==== Record list ====

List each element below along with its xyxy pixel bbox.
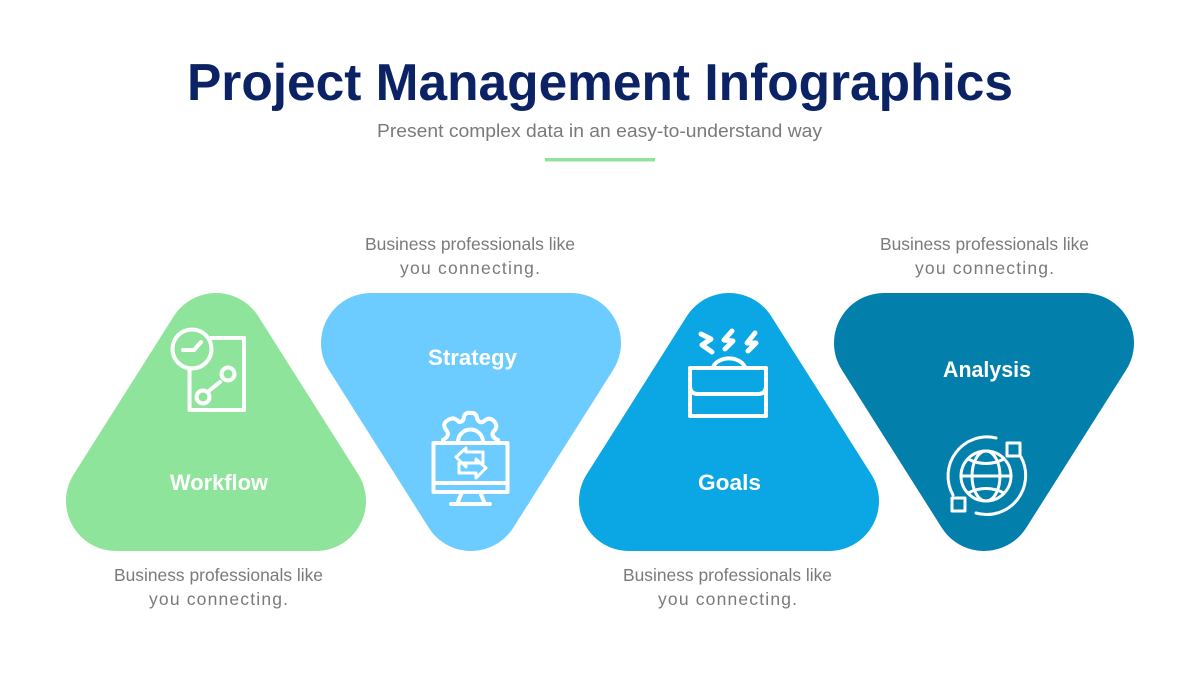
icon: globe with orbit: [948, 437, 1026, 514]
panel: goals: [629, 331, 829, 501]
text: workflow description: Business professionals like: [114, 565, 323, 585]
text: analysis description: Business professionals like: [880, 234, 1089, 254]
text: strategy description: you connecting.: [400, 258, 540, 278]
blue triangle: [629, 343, 829, 501]
text: strategy description: Business professionals like: [365, 234, 575, 254]
teal inverted triangle: [884, 343, 1084, 501]
panel: workflow: [116, 330, 316, 501]
text: analysis description: [880, 234, 1089, 278]
icon: clock and chart sheet: [172, 330, 244, 410]
accent bar: [545, 158, 655, 162]
text: goals description: you connecting.: [658, 589, 797, 609]
panel: analysis: [884, 343, 1084, 514]
text: goals description: [623, 565, 832, 609]
subtitle: Present complex data in an easy-to-understand way: [377, 120, 823, 141]
title: Project Management Infographics: [187, 54, 1013, 112]
text: workflow description: [114, 565, 323, 609]
icon: monitor with gear and arrows: [434, 413, 508, 504]
icon: briefcase with bolts: [690, 331, 766, 416]
text: analysis description: you connecting.: [915, 258, 1054, 278]
label: strategy: Strategy: [428, 345, 518, 370]
text: goals description: Business professionals like: [623, 565, 832, 585]
text: workflow description: you connecting.: [149, 589, 288, 609]
label: analysis: Analysis: [943, 357, 1031, 382]
label: goals: Goals: [698, 470, 761, 495]
green triangle: [116, 343, 316, 501]
label: workflow: Workflow: [170, 470, 269, 495]
text: strategy description: [365, 234, 575, 278]
light blue inverted triangle: [371, 343, 571, 501]
panel: strategy: [371, 343, 571, 504]
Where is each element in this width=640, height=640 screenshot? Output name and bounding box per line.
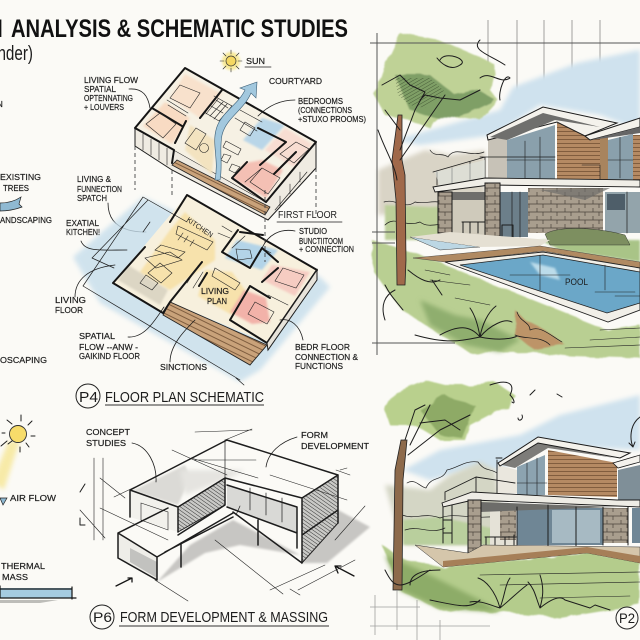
outline strokes: [118, 440, 338, 580]
arrow: callout from right: [629, 417, 640, 447]
dining set: [485, 535, 516, 548]
bedroom furniture: [248, 268, 304, 324]
label: landscaping: ANDSCAPING: [0, 216, 52, 225]
white wall: [498, 465, 517, 493]
timber deck edge: [443, 547, 640, 567]
living and function label: FUNNECTION: [77, 185, 122, 194]
leaders: [132, 437, 297, 482]
background trees: [385, 462, 500, 545]
tree trunk: [393, 440, 407, 590]
terrace wireframe: [83, 197, 244, 385]
dashed vertical projection lines: [135, 146, 316, 215]
construction lines: [80, 429, 365, 601]
living flow label: SPATIAL: [84, 85, 117, 94]
lawn: [382, 545, 640, 618]
living plan label: LIVING: [201, 287, 229, 296]
grid lines: [370, 590, 490, 640]
brown shrub: [515, 310, 565, 350]
leaders: [75, 230, 303, 362]
bedroom floor label: FUNCTIONS: [295, 362, 343, 371]
bedrooms furniture: [146, 85, 309, 194]
foreground plants: [385, 570, 610, 610]
floor plan labels: first floor: [77, 57, 366, 232]
heading: P4 floor plan schematic: P4: [79, 389, 98, 406]
arrows: [116, 566, 354, 586]
render: deck house perspective: [370, 380, 640, 640]
floor plan: first floor: [135, 68, 316, 220]
courtyard label: COURTYARD: [269, 77, 322, 86]
studio label: + CONNECTION: [299, 245, 354, 254]
wood cladding: [548, 450, 617, 497]
form development label: DEVELOPMENT: [301, 442, 369, 451]
sky wash: [403, 395, 640, 480]
bedrooms label: +STUXO PROOMS): [298, 115, 366, 124]
deck: [172, 160, 270, 215]
mullions: [517, 505, 628, 547]
terrace: [410, 232, 550, 247]
outer walls extrusion: [135, 128, 316, 220]
sun label: SUN: [246, 57, 265, 66]
foreground plants: [383, 270, 520, 341]
exatial kitchen label: KITCHEN!: [66, 228, 100, 237]
icon: sun wash: [0, 440, 20, 490]
grid lines: [488, 20, 600, 100]
label: existing trees: TREES: [3, 184, 29, 193]
living flow label: OPTENNATING: [84, 94, 133, 103]
P2 badge: P2: [619, 610, 635, 626]
living flow label: + LOUVERS: [84, 103, 124, 112]
background trees: [378, 150, 485, 215]
sections label: SINCTIONS: [160, 363, 207, 372]
wood cladding: [557, 123, 600, 180]
icon: thermal mass water: [0, 586, 76, 603]
ground floor glazing: [517, 508, 603, 545]
small pool: [410, 237, 480, 250]
bedrooms label: BEDROOMS: [298, 97, 343, 106]
tree foliage: [375, 33, 498, 128]
bath details: [218, 226, 271, 260]
hatched panels: [178, 478, 225, 532]
shrubs by wall: [545, 228, 630, 245]
room washes: [143, 74, 312, 198]
label: existing trees: EXISTING: [0, 173, 41, 182]
ground floor: [452, 192, 486, 235]
pool water: [460, 255, 640, 313]
balcony rail: [445, 458, 515, 500]
roof: [498, 437, 630, 466]
floor plan labels: ground floor: [55, 219, 359, 372]
massing sketch: [80, 428, 370, 601]
floor base: [113, 195, 317, 343]
stairs: [204, 96, 232, 121]
window band: [227, 485, 297, 533]
form development label: FORM: [301, 431, 328, 440]
tree trunk: [392, 115, 406, 285]
tree scribbles: [378, 40, 510, 180]
shrub scribbles: [515, 312, 562, 345]
heading: P6 form development: P6: [93, 609, 112, 625]
floor base: [135, 68, 316, 202]
deck: [163, 302, 267, 365]
heading: P6 form development: [90, 605, 329, 629]
glazing upper: [517, 455, 545, 495]
stone column: [468, 500, 481, 553]
ground shadows: [157, 510, 370, 582]
pool: [445, 252, 640, 322]
left face: [130, 490, 178, 532]
living furniture: [140, 226, 240, 290]
exatial kitchen label: EXATIAL: [66, 219, 100, 228]
floor plan: ground floor: [73, 190, 330, 385]
room washes: [118, 212, 310, 324]
label: thermal mass: MASS: [2, 573, 28, 582]
icon: blue wind ribbon: [0, 197, 22, 211]
section marks: [80, 484, 85, 525]
living and function label: LIVING &: [77, 175, 112, 184]
sky wash: [395, 50, 640, 145]
heading: P4 floor plan schematic: FLOOR PLAN SCHEMATIC: [105, 389, 264, 406]
spatial flow label: SPATIAL: [79, 332, 116, 341]
studio label: BUNCTIITOOM: [299, 237, 343, 246]
blue site wash: [73, 197, 330, 382]
heading: P6 form development: FORM DEVELOPMENT & MASSING: [120, 609, 328, 626]
terrace: [415, 545, 640, 567]
right volume: [618, 465, 640, 500]
spatial flow label: GAIKIND FLOOR: [79, 352, 140, 361]
icon: sun top: [220, 50, 242, 72]
dashed projections: [264, 190, 266, 262]
icon: sun: [1, 415, 35, 452]
living floor label: FLOOR: [55, 306, 83, 315]
flow arrow: [215, 82, 257, 180]
concept studies label: STUDIES: [86, 439, 126, 448]
living floor label: LIVING: [55, 296, 86, 305]
first floor label: FIRST FLOOR: [278, 210, 337, 221]
leaders: [108, 67, 342, 232]
tree scribbles: [405, 382, 562, 455]
panel: left site analysis (clipped): [0, 100, 76, 603]
bush outlines: [402, 462, 500, 531]
heading: P4 floor plan schematic: [76, 384, 264, 408]
slab: [433, 178, 640, 192]
studio label: STUDIO: [299, 227, 327, 236]
bedroom floor label: BEDR FLOOR: [295, 343, 350, 352]
timber deck: [413, 246, 640, 268]
icon: airflow arrow: [0, 498, 7, 505]
lawn: [372, 240, 640, 358]
roof shadow: [132, 465, 190, 505]
roof underside: [498, 442, 615, 468]
walls: [113, 195, 317, 343]
bedroom floor label: CONNECTION &: [295, 353, 359, 362]
living and function label: SPATCH: [77, 194, 107, 203]
bedrooms label: (CONNECTIONS: [298, 106, 352, 115]
outdoor furniture: [462, 222, 513, 240]
foliage hatching: [395, 78, 445, 108]
label: landscaping lower: OSCAPING: [0, 356, 47, 365]
concept studies label: CONCEPT: [86, 428, 130, 437]
bush outlines: [384, 150, 485, 225]
balcony rail: [433, 157, 555, 185]
label: air flow: AIR FLOW: [10, 494, 57, 503]
wall segment: [488, 136, 507, 180]
pool label: POOL: [565, 277, 588, 287]
label: thermal mass: THERMAL: [1, 562, 46, 571]
living plan label: PLAN: [207, 297, 227, 306]
slab: [442, 492, 640, 507]
spatial flow label: FLOW --ANW -: [79, 343, 138, 352]
render: pool house perspective: [370, 20, 640, 358]
lower volume wall: [118, 533, 157, 580]
pool coping: [445, 252, 640, 322]
living flow label: LIVING FLOW: [84, 76, 138, 85]
frame lines: [370, 33, 640, 355]
walls: [135, 68, 316, 202]
kitchen details: [221, 110, 262, 173]
tree foliage: [385, 380, 515, 440]
stone columns: [485, 183, 500, 243]
upper glazing: [507, 125, 555, 180]
kitchen label: KITCHEN: [185, 215, 215, 239]
roofs: [487, 107, 617, 140]
title: ANALYSIS & SCHEMATIC STUDIES: [11, 15, 348, 43]
P2 badge: [616, 607, 638, 629]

====

Copy the lines of the records from the line containing "outline strokes: [118, 440, 338, 580]" through the line containing "bedrooms furniture: [146, 85, 309, 194]", substituting "leader lines" for "leaders" and keeping everything else the same. Give only those lines.

outline strokes: [118, 440, 338, 580]
arrow: callout from right: [629, 417, 640, 447]
dining set: [485, 535, 516, 548]
bedroom furniture: [248, 268, 304, 324]
label: landscaping: ANDSCAPING: [0, 216, 52, 225]
white wall: [498, 465, 517, 493]
timber deck edge: [443, 547, 640, 567]
living and function label: FUNNECTION: [77, 185, 122, 194]
leader lines: [132, 437, 297, 482]
background trees: [385, 462, 500, 545]
tree trunk: [393, 440, 407, 590]
terrace wireframe: [83, 197, 244, 385]
dashed vertical projection lines: [135, 146, 316, 215]
construction lines: [80, 429, 365, 601]
living flow label: SPATIAL: [84, 85, 117, 94]
lawn: [382, 545, 640, 618]
living plan label: LIVING: [201, 287, 229, 296]
grid lines: [370, 590, 490, 640]
brown shrub: [515, 310, 565, 350]
leader lines: [75, 230, 303, 362]
bedroom floor label: FUNCTIONS: [295, 362, 343, 371]
bedrooms furniture: [146, 85, 309, 194]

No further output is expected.